INPUT MATERIAL
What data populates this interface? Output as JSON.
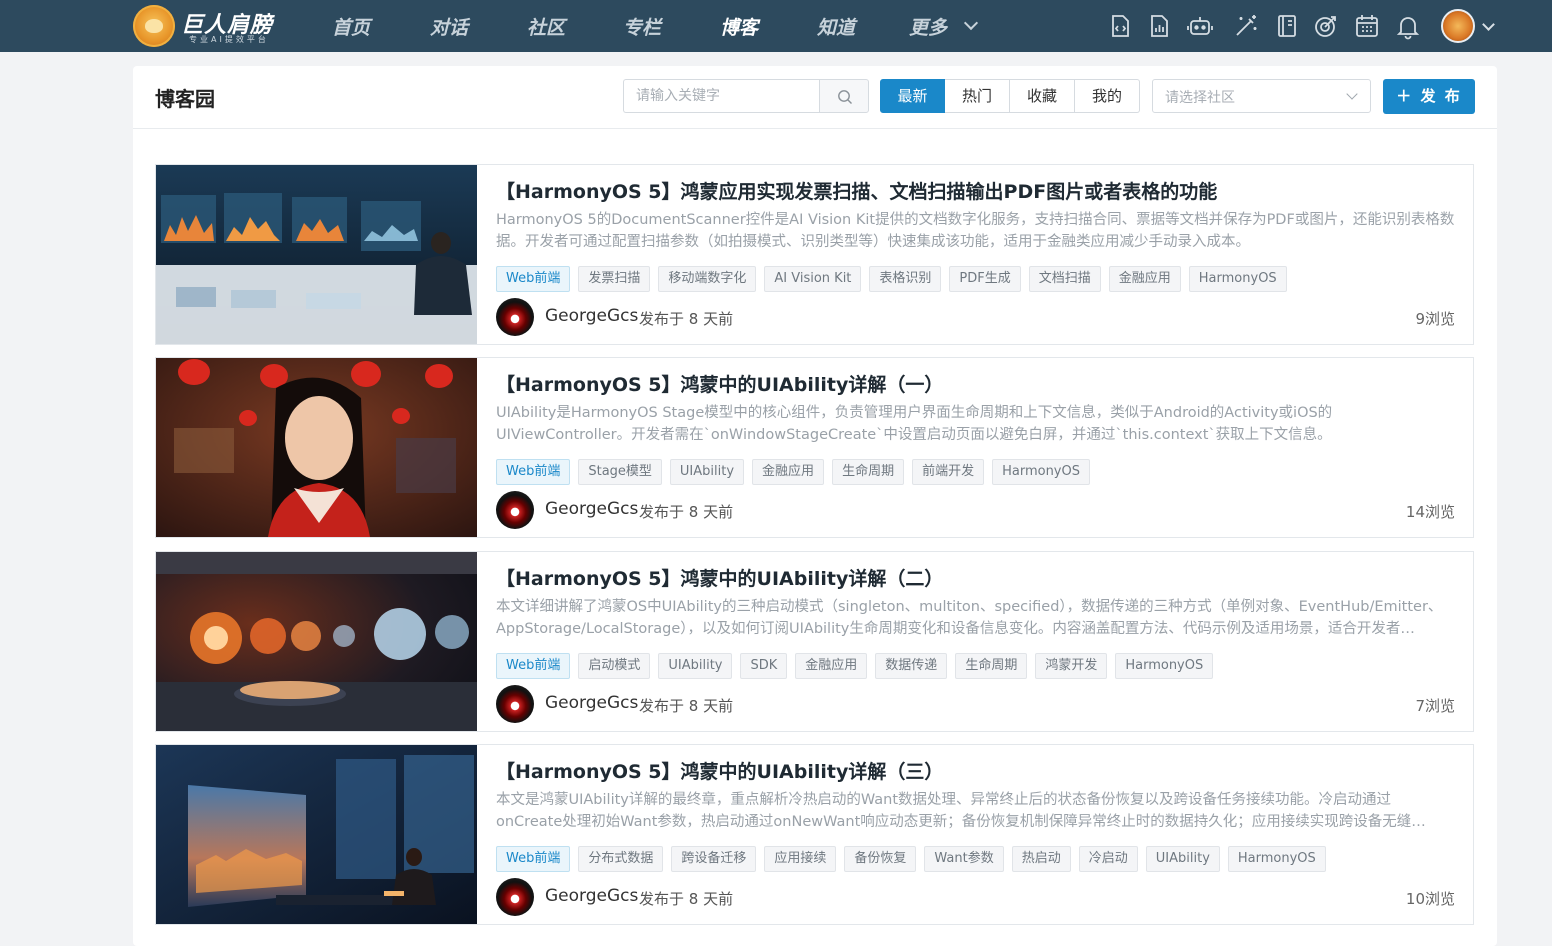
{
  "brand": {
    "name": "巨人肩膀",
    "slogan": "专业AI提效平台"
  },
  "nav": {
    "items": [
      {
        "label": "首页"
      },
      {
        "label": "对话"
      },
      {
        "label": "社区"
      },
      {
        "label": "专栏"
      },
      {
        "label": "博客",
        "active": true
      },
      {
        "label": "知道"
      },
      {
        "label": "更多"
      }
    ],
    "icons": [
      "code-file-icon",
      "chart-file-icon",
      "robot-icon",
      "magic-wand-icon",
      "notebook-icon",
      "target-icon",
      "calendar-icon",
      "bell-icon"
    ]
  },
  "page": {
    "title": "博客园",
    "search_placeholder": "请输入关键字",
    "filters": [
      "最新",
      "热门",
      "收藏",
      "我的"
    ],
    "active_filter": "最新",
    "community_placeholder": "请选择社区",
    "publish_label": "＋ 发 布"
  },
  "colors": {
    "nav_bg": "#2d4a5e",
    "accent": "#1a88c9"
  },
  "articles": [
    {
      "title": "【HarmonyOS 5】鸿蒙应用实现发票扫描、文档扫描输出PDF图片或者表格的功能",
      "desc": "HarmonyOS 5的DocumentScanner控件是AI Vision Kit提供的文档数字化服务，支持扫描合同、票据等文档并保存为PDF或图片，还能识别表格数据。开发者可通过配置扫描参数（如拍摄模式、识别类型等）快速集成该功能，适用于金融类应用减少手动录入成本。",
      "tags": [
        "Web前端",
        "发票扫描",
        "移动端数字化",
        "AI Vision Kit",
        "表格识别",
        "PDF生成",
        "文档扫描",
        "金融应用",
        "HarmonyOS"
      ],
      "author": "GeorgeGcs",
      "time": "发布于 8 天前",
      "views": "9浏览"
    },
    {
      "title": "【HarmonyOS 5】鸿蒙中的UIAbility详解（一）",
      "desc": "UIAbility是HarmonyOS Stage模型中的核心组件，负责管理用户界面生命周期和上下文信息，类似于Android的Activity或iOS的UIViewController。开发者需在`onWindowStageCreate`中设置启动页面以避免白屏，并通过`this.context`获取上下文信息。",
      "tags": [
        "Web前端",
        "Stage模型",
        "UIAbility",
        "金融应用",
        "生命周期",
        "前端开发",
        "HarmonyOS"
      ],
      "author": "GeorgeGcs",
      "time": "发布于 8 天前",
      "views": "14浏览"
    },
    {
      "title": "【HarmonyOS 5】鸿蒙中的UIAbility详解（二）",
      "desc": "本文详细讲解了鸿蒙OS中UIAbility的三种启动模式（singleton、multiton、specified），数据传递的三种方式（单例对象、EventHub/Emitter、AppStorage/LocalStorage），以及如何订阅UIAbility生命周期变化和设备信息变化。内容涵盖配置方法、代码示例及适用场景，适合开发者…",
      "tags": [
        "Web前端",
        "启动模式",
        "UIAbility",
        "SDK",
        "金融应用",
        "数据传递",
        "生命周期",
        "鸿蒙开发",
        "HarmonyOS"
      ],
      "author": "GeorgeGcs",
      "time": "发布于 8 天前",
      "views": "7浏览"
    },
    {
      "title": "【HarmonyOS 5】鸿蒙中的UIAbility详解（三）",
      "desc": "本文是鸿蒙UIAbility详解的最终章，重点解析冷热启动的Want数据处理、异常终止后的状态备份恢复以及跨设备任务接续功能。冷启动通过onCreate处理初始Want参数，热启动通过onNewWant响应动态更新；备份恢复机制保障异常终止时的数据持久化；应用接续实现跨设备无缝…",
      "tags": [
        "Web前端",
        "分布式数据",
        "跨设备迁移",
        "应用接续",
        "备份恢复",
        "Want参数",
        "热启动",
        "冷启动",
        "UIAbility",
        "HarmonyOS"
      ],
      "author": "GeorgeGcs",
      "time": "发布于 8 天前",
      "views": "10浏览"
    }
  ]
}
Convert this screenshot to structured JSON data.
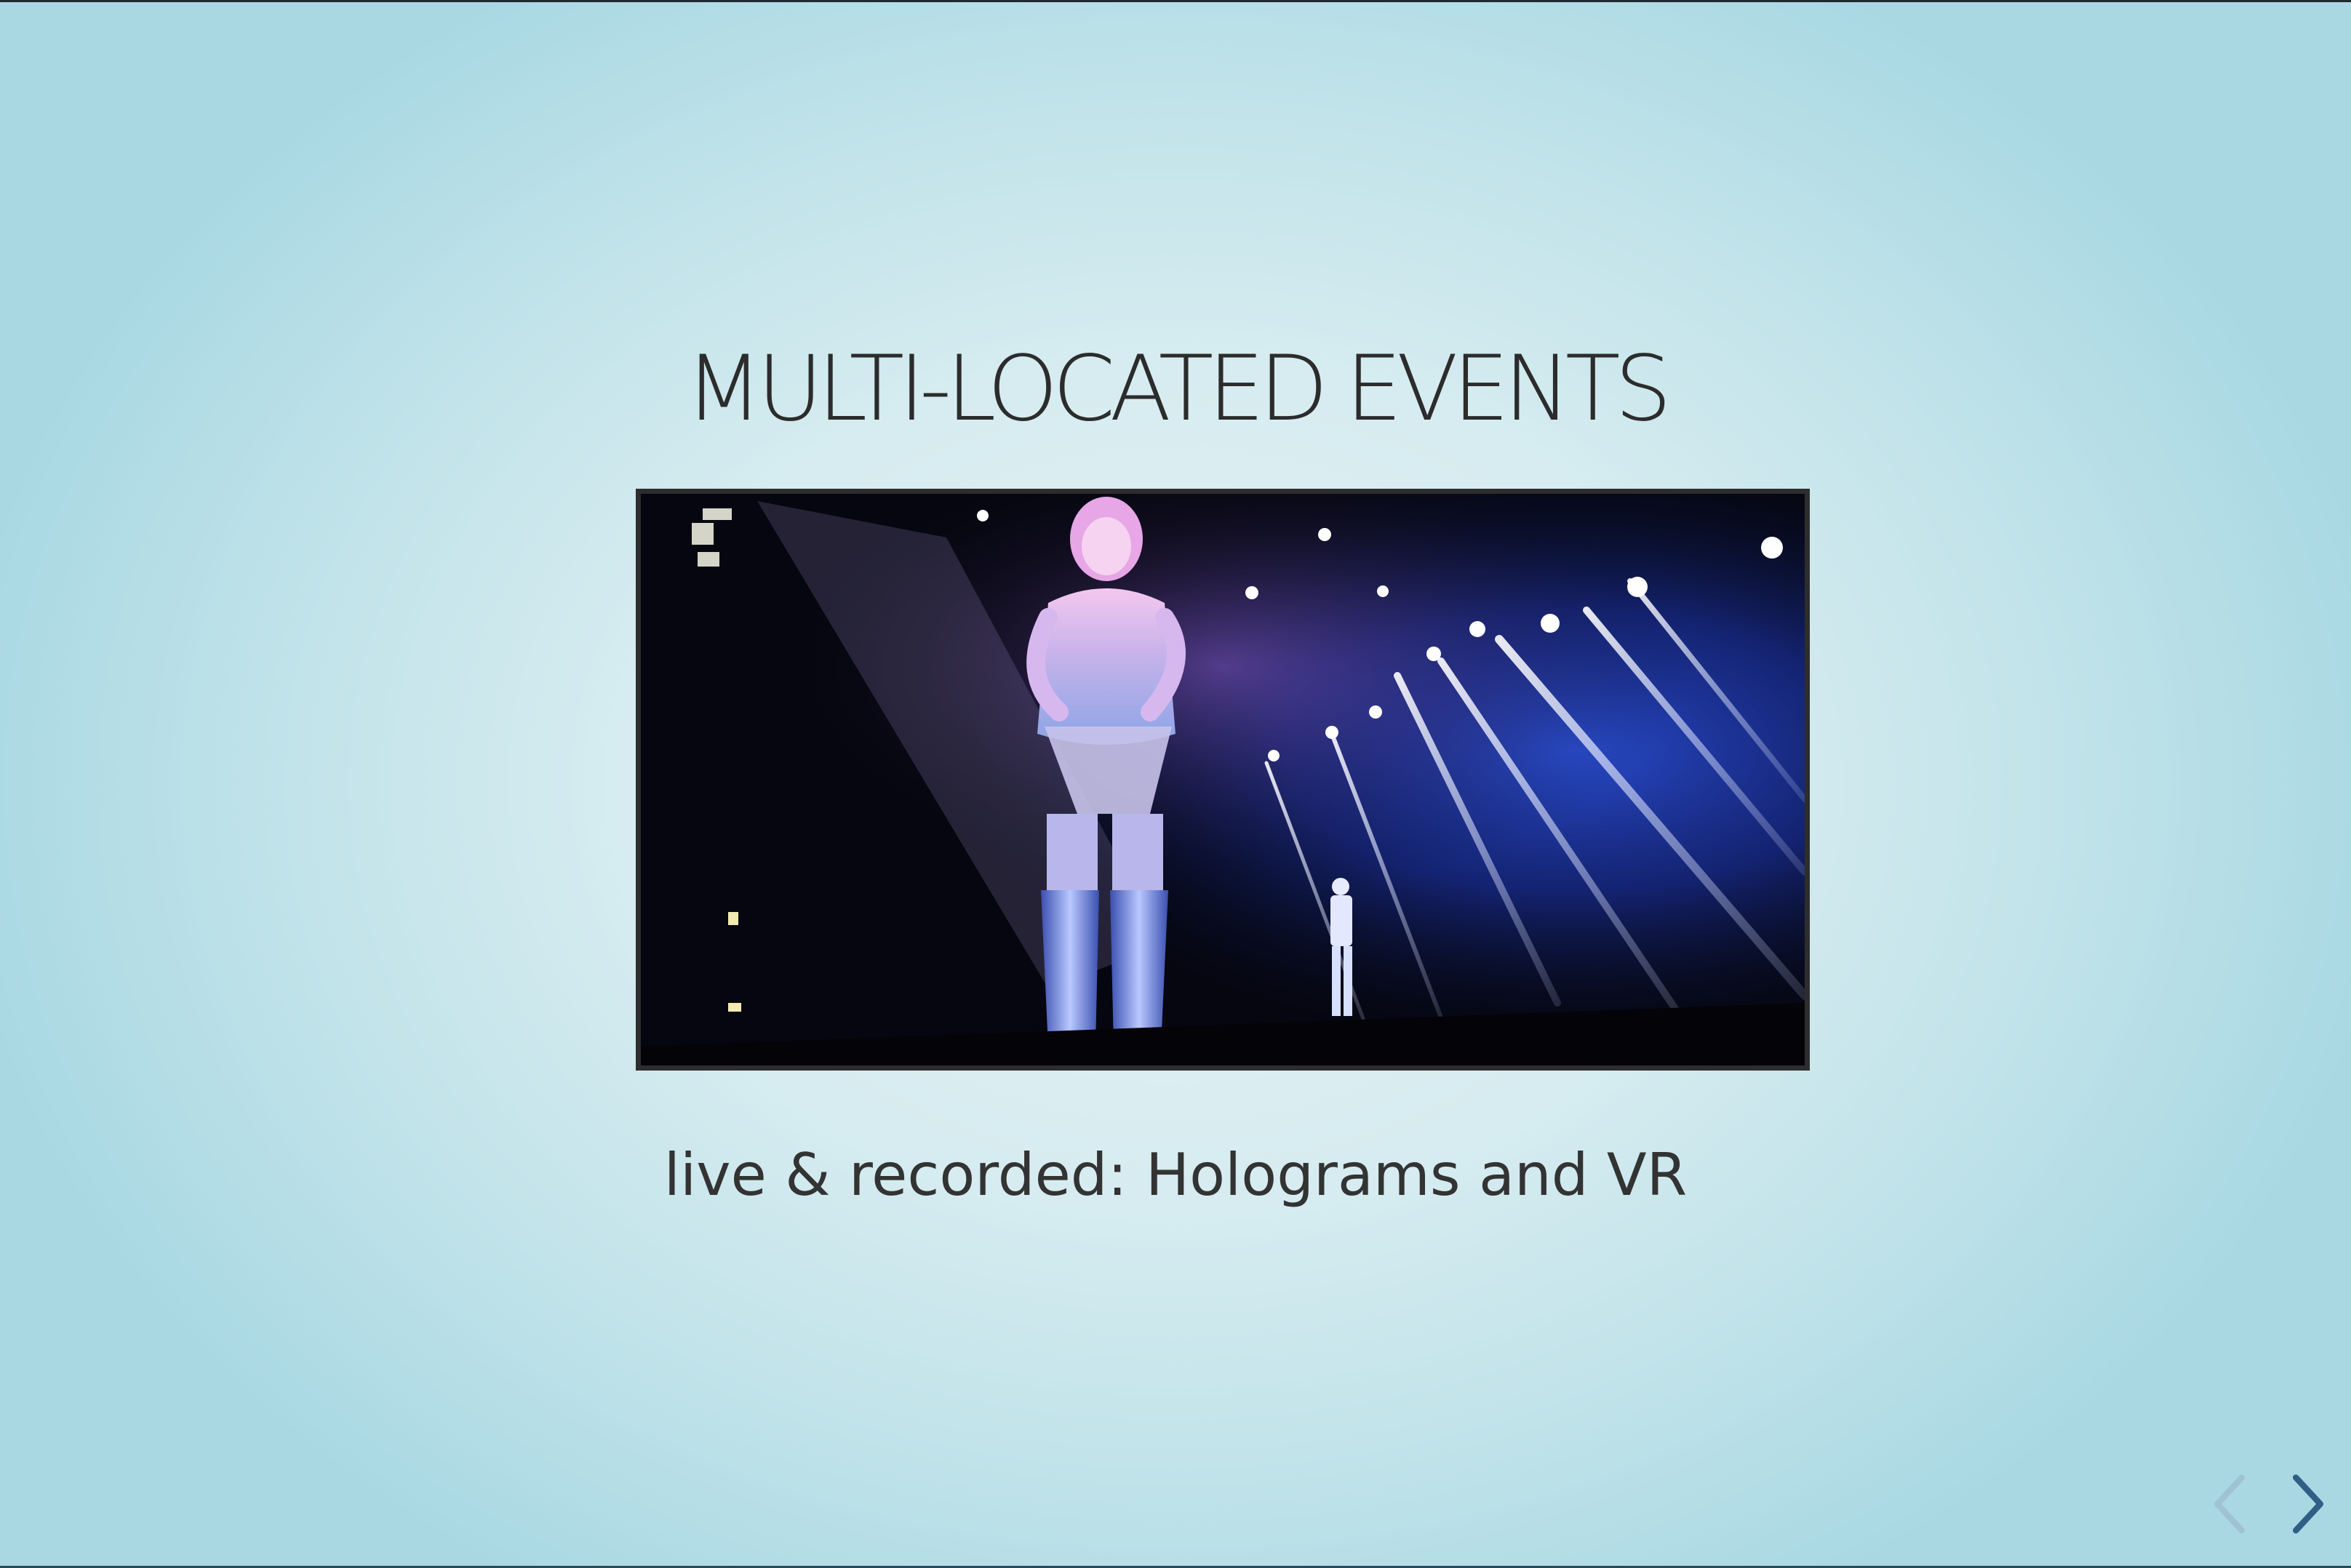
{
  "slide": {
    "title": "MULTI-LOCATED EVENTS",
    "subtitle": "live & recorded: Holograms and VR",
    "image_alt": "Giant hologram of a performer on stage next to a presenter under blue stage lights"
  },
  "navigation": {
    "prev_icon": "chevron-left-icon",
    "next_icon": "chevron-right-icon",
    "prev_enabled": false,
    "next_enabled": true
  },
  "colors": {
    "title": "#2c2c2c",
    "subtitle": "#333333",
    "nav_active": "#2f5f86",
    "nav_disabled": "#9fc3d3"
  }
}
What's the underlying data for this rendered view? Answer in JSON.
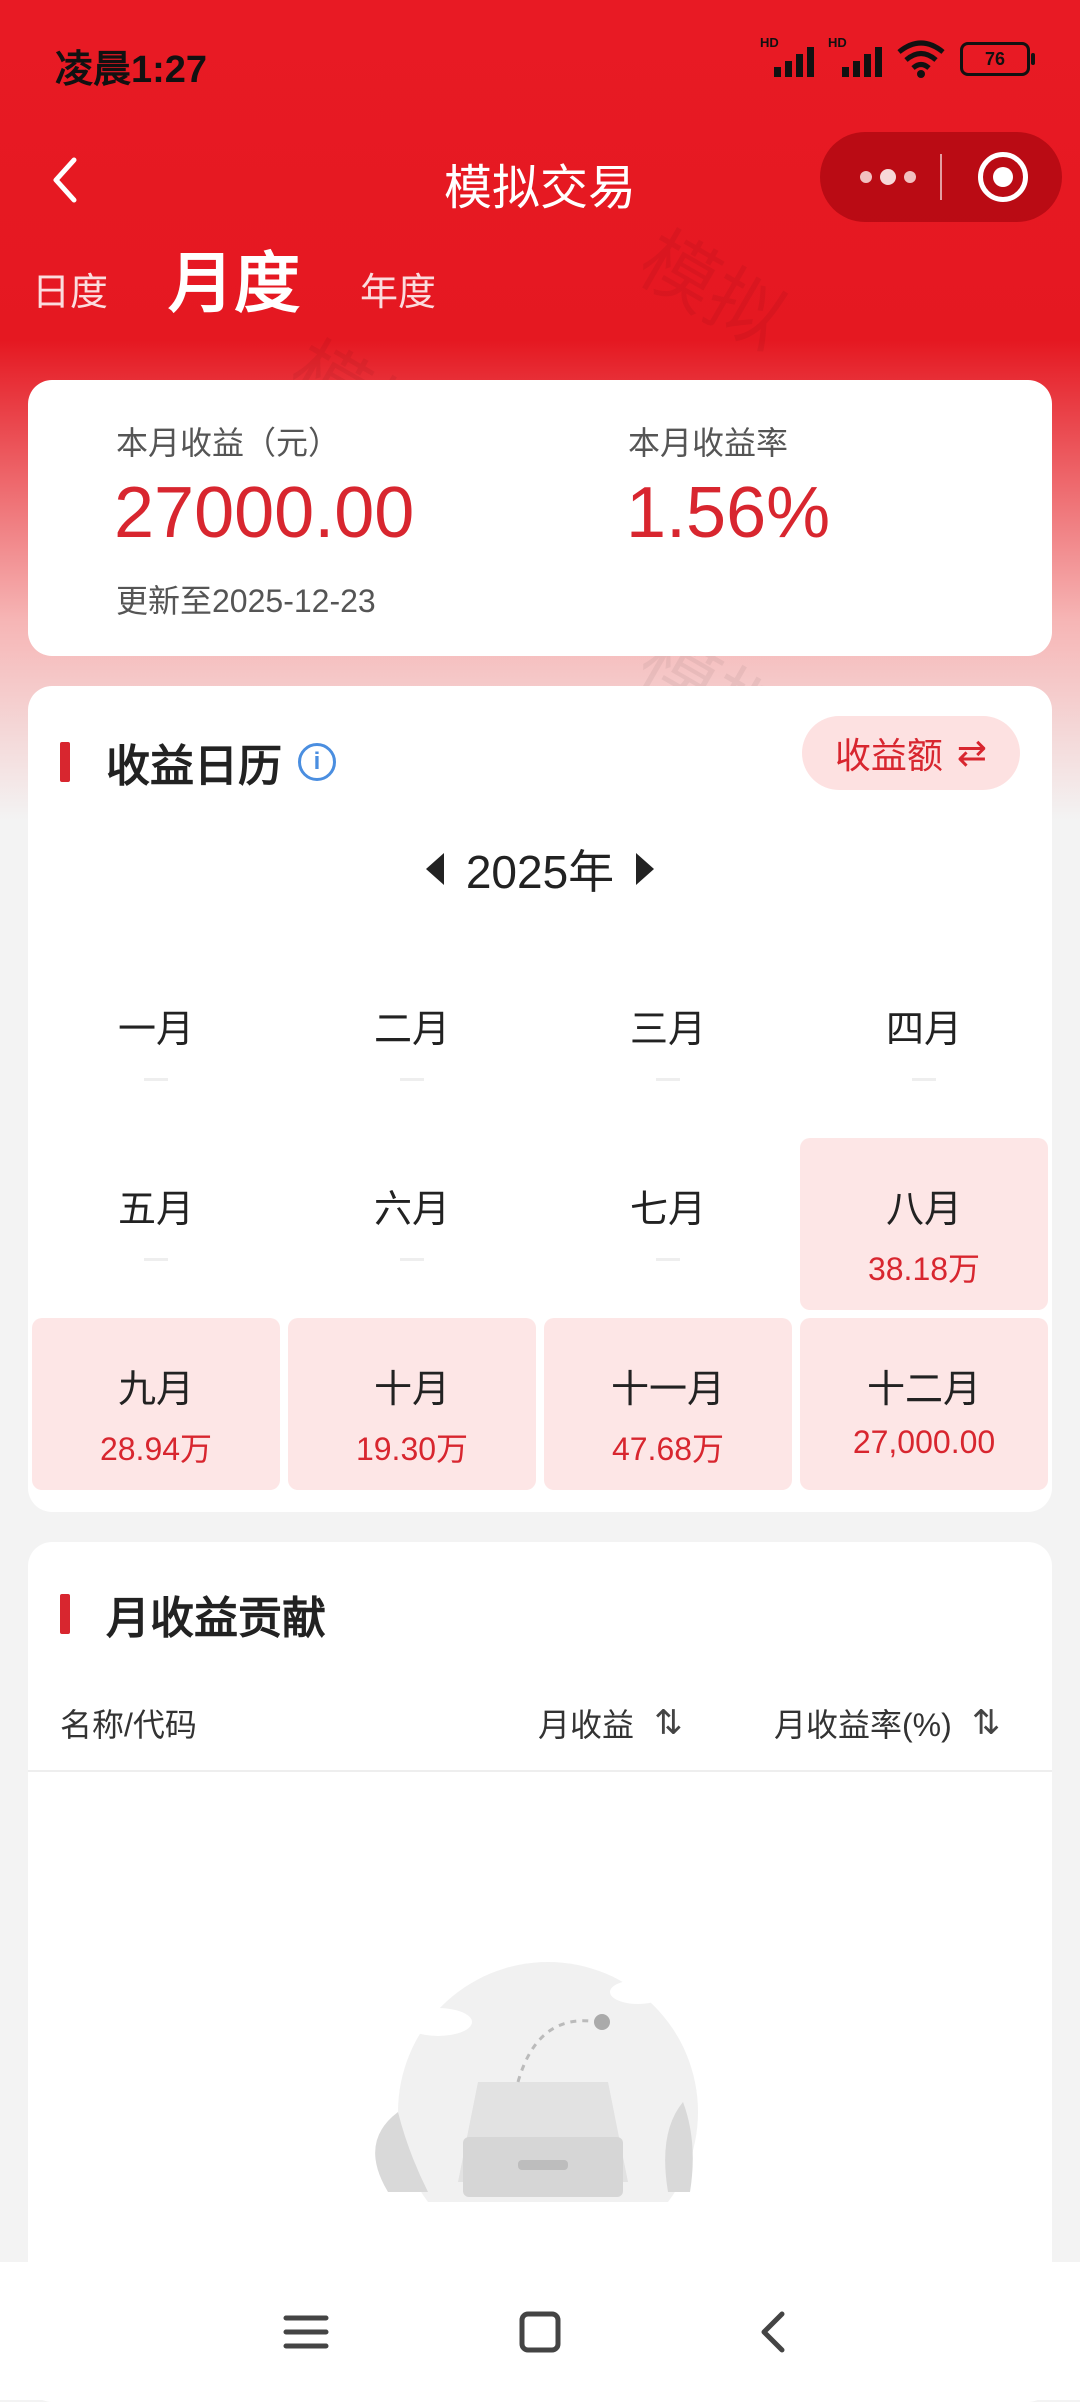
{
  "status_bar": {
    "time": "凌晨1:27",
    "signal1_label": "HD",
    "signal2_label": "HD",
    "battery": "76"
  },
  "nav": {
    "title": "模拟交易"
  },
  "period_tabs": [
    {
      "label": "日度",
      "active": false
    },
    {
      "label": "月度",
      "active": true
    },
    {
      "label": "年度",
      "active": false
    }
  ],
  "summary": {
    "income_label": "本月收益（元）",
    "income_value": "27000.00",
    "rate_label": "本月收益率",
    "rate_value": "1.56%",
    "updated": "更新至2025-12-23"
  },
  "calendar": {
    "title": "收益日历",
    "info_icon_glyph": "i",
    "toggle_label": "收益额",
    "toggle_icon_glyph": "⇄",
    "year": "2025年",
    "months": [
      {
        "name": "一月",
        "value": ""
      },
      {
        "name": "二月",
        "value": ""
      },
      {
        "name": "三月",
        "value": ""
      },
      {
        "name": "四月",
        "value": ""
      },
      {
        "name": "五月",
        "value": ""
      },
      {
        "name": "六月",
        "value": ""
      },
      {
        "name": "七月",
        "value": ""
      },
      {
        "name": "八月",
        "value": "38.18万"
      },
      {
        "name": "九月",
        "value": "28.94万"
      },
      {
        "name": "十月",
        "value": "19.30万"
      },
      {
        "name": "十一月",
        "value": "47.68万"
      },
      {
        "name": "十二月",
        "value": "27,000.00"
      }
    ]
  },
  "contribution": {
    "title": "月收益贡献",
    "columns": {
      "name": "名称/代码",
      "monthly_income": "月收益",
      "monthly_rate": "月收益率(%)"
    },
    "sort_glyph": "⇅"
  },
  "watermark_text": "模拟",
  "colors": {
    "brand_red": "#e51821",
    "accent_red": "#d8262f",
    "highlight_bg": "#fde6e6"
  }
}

SHORT TASK
Go through the listing above and pull out each line containing the word "subtitle".

TASK SOLUTION
    "subtitle": "live & recorded: Holograms and VR",
    "subtitle": "#333333",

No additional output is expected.